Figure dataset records

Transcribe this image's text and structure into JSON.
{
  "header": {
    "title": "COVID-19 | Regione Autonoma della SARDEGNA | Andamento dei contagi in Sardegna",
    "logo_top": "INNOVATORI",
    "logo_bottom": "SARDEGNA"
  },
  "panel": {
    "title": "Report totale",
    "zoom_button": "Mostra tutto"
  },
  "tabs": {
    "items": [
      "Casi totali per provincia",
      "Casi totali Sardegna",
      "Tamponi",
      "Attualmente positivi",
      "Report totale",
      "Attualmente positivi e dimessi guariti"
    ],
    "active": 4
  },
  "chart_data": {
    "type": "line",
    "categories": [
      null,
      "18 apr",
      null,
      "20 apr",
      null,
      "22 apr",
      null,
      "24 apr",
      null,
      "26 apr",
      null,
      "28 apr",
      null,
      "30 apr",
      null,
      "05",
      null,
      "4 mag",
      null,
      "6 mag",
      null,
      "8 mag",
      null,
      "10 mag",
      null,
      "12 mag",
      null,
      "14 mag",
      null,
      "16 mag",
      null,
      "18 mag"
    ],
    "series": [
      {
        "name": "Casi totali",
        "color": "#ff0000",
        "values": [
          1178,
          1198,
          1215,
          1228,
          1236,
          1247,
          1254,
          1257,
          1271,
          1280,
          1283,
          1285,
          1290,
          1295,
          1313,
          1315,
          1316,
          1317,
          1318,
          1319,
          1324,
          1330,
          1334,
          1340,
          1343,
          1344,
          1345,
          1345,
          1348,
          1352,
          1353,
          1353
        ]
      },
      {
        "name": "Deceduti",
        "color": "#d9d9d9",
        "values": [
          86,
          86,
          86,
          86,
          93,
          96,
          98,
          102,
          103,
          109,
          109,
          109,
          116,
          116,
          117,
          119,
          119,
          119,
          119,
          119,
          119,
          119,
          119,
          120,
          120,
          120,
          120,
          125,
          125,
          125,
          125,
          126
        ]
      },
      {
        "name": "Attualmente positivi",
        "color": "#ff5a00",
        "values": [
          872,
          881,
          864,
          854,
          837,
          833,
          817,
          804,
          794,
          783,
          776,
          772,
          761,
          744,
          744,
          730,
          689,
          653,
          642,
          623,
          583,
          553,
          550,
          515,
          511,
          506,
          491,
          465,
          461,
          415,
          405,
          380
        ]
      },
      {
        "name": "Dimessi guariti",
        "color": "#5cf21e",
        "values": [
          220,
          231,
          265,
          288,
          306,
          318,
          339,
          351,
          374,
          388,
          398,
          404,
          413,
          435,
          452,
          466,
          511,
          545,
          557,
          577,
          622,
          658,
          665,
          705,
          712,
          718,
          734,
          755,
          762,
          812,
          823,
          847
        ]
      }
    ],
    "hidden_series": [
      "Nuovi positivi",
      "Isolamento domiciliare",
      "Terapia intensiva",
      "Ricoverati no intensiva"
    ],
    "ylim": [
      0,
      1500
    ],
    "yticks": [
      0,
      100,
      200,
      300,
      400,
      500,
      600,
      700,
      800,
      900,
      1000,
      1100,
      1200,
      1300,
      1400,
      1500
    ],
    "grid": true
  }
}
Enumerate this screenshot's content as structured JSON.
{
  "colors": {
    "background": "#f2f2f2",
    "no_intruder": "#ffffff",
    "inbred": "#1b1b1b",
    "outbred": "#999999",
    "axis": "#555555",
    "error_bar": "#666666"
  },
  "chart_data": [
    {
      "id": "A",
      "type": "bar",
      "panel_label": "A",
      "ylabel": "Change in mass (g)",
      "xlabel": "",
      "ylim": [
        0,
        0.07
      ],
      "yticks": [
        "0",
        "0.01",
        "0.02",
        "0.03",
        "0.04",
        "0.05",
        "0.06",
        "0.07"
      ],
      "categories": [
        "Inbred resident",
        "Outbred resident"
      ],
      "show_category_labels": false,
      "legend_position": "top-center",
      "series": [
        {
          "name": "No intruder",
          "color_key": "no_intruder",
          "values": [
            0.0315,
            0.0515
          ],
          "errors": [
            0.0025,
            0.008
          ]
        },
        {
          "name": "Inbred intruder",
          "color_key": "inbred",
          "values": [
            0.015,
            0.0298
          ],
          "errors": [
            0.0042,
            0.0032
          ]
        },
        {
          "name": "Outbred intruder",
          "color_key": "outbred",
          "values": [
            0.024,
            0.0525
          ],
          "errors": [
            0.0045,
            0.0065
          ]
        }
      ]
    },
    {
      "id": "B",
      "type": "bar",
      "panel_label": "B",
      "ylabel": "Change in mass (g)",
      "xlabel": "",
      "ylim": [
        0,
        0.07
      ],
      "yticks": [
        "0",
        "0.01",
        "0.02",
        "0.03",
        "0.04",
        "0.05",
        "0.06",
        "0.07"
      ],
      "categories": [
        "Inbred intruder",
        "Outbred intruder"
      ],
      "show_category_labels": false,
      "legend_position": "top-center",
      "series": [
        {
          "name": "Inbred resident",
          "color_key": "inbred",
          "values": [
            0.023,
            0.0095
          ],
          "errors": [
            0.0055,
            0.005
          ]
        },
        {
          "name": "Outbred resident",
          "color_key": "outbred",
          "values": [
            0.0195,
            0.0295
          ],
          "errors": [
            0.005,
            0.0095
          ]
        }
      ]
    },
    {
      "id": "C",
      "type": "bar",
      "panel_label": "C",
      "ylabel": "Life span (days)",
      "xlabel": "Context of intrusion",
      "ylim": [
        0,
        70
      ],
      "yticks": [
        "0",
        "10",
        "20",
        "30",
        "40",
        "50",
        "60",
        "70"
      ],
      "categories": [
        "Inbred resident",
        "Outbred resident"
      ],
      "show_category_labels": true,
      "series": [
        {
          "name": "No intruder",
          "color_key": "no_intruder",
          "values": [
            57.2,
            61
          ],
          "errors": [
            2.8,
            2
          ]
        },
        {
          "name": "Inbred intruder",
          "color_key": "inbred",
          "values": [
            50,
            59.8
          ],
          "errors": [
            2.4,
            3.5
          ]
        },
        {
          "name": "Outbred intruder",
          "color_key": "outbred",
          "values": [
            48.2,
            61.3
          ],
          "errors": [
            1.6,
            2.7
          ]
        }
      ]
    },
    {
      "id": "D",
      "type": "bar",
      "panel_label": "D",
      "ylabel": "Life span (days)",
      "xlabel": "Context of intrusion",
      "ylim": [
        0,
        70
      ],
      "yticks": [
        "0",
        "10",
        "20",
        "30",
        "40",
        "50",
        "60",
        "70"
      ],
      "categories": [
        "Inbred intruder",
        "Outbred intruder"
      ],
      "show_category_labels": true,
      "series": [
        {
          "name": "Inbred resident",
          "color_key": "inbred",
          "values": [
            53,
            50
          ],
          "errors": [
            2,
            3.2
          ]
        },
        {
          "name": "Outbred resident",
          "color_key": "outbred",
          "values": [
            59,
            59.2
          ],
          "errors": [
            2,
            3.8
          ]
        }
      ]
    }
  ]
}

# [Task statement]
Restate the whole of the material exactly.

# [Solved problem]
Transcribe this image's text and structure into JSON.
{
  "header": {
    "title": "COVID-19 | Regione Autonoma della SARDEGNA | Andamento dei contagi in Sardegna",
    "logo_top": "INNOVATORI",
    "logo_bottom": "SARDEGNA"
  },
  "panel": {
    "title": "Report totale",
    "zoom_button": "Mostra tutto"
  },
  "tabs": {
    "items": [
      "Casi totali per provincia",
      "Casi totali Sardegna",
      "Tamponi",
      "Attualmente positivi",
      "Report totale",
      "Attualmente positivi e dimessi guariti"
    ],
    "active": 4
  },
  "chart_data": {
    "type": "line",
    "categories": [
      null,
      "18 apr",
      null,
      "20 apr",
      null,
      "22 apr",
      null,
      "24 apr",
      null,
      "26 apr",
      null,
      "28 apr",
      null,
      "30 apr",
      null,
      "05",
      null,
      "4 mag",
      null,
      "6 mag",
      null,
      "8 mag",
      null,
      "10 mag",
      null,
      "12 mag",
      null,
      "14 mag",
      null,
      "16 mag",
      null,
      "18 mag"
    ],
    "series": [
      {
        "name": "Casi totali",
        "color": "#ff0000",
        "values": [
          1178,
          1198,
          1215,
          1228,
          1236,
          1247,
          1254,
          1257,
          1271,
          1280,
          1283,
          1285,
          1290,
          1295,
          1313,
          1315,
          1316,
          1317,
          1318,
          1319,
          1324,
          1330,
          1334,
          1340,
          1343,
          1344,
          1345,
          1345,
          1348,
          1352,
          1353,
          1353
        ]
      },
      {
        "name": "Deceduti",
        "color": "#d9d9d9",
        "values": [
          86,
          86,
          86,
          86,
          93,
          96,
          98,
          102,
          103,
          109,
          109,
          109,
          116,
          116,
          117,
          119,
          119,
          119,
          119,
          119,
          119,
          119,
          119,
          120,
          120,
          120,
          120,
          125,
          125,
          125,
          125,
          126
        ]
      },
      {
        "name": "Attualmente positivi",
        "color": "#ff5a00",
        "values": [
          872,
          881,
          864,
          854,
          837,
          833,
          817,
          804,
          794,
          783,
          776,
          772,
          761,
          744,
          744,
          730,
          689,
          653,
          642,
          623,
          583,
          553,
          550,
          515,
          511,
          506,
          491,
          465,
          461,
          415,
          405,
          380
        ]
      },
      {
        "name": "Dimessi guariti",
        "color": "#5cf21e",
        "values": [
          220,
          231,
          265,
          288,
          306,
          318,
          339,
          351,
          374,
          388,
          398,
          404,
          413,
          435,
          452,
          466,
          511,
          545,
          557,
          577,
          622,
          658,
          665,
          705,
          712,
          718,
          734,
          755,
          762,
          812,
          823,
          847
        ]
      }
    ],
    "hidden_series": [
      "Nuovi positivi",
      "Isolamento domiciliare",
      "Terapia intensiva",
      "Ricoverati no intensiva"
    ],
    "ylim": [
      0,
      1500
    ],
    "yticks": [
      0,
      100,
      200,
      300,
      400,
      500,
      600,
      700,
      800,
      900,
      1000,
      1100,
      1200,
      1300,
      1400,
      1500
    ],
    "grid": true
  }
}
Enumerate this screenshot's content as structured JSON.
{
  "colors": {
    "background": "#f2f2f2",
    "no_intruder": "#ffffff",
    "inbred": "#1b1b1b",
    "outbred": "#999999",
    "axis": "#555555",
    "error_bar": "#666666"
  },
  "chart_data": [
    {
      "id": "A",
      "type": "bar",
      "panel_label": "A",
      "ylabel": "Change in mass (g)",
      "xlabel": "",
      "ylim": [
        0,
        0.07
      ],
      "yticks": [
        "0",
        "0.01",
        "0.02",
        "0.03",
        "0.04",
        "0.05",
        "0.06",
        "0.07"
      ],
      "categories": [
        "Inbred resident",
        "Outbred resident"
      ],
      "show_category_labels": false,
      "legend_position": "top-center",
      "series": [
        {
          "name": "No intruder",
          "color_key": "no_intruder",
          "values": [
            0.0315,
            0.0515
          ],
          "errors": [
            0.0025,
            0.008
          ]
        },
        {
          "name": "Inbred intruder",
          "color_key": "inbred",
          "values": [
            0.015,
            0.0298
          ],
          "errors": [
            0.0042,
            0.0032
          ]
        },
        {
          "name": "Outbred intruder",
          "color_key": "outbred",
          "values": [
            0.024,
            0.0525
          ],
          "errors": [
            0.0045,
            0.0065
          ]
        }
      ]
    },
    {
      "id": "B",
      "type": "bar",
      "panel_label": "B",
      "ylabel": "Change in mass (g)",
      "xlabel": "",
      "ylim": [
        0,
        0.07
      ],
      "yticks": [
        "0",
        "0.01",
        "0.02",
        "0.03",
        "0.04",
        "0.05",
        "0.06",
        "0.07"
      ],
      "categories": [
        "Inbred intruder",
        "Outbred intruder"
      ],
      "show_category_labels": false,
      "legend_position": "top-center",
      "series": [
        {
          "name": "Inbred resident",
          "color_key": "inbred",
          "values": [
            0.023,
            0.0095
          ],
          "errors": [
            0.0055,
            0.005
          ]
        },
        {
          "name": "Outbred resident",
          "color_key": "outbred",
          "values": [
            0.0195,
            0.0295
          ],
          "errors": [
            0.005,
            0.0095
          ]
        }
      ]
    },
    {
      "id": "C",
      "type": "bar",
      "panel_label": "C",
      "ylabel": "Life span (days)",
      "xlabel": "Context of intrusion",
      "ylim": [
        0,
        70
      ],
      "yticks": [
        "0",
        "10",
        "20",
        "30",
        "40",
        "50",
        "60",
        "70"
      ],
      "categories": [
        "Inbred resident",
        "Outbred resident"
      ],
      "show_category_labels": true,
      "series": [
        {
          "name": "No intruder",
          "color_key": "no_intruder",
          "values": [
            57.2,
            61
          ],
          "errors": [
            2.8,
            2
          ]
        },
        {
          "name": "Inbred intruder",
          "color_key": "inbred",
          "values": [
            50,
            59.8
          ],
          "errors": [
            2.4,
            3.5
          ]
        },
        {
          "name": "Outbred intruder",
          "color_key": "outbred",
          "values": [
            48.2,
            61.3
          ],
          "errors": [
            1.6,
            2.7
          ]
        }
      ]
    },
    {
      "id": "D",
      "type": "bar",
      "panel_label": "D",
      "ylabel": "Life span (days)",
      "xlabel": "Context of intrusion",
      "ylim": [
        0,
        70
      ],
      "yticks": [
        "0",
        "10",
        "20",
        "30",
        "40",
        "50",
        "60",
        "70"
      ],
      "categories": [
        "Inbred intruder",
        "Outbred intruder"
      ],
      "show_category_labels": true,
      "series": [
        {
          "name": "Inbred resident",
          "color_key": "inbred",
          "values": [
            53,
            50
          ],
          "errors": [
            2,
            3.2
          ]
        },
        {
          "name": "Outbred resident",
          "color_key": "outbred",
          "values": [
            59,
            59.2
          ],
          "errors": [
            2,
            3.8
          ]
        }
      ]
    }
  ]
}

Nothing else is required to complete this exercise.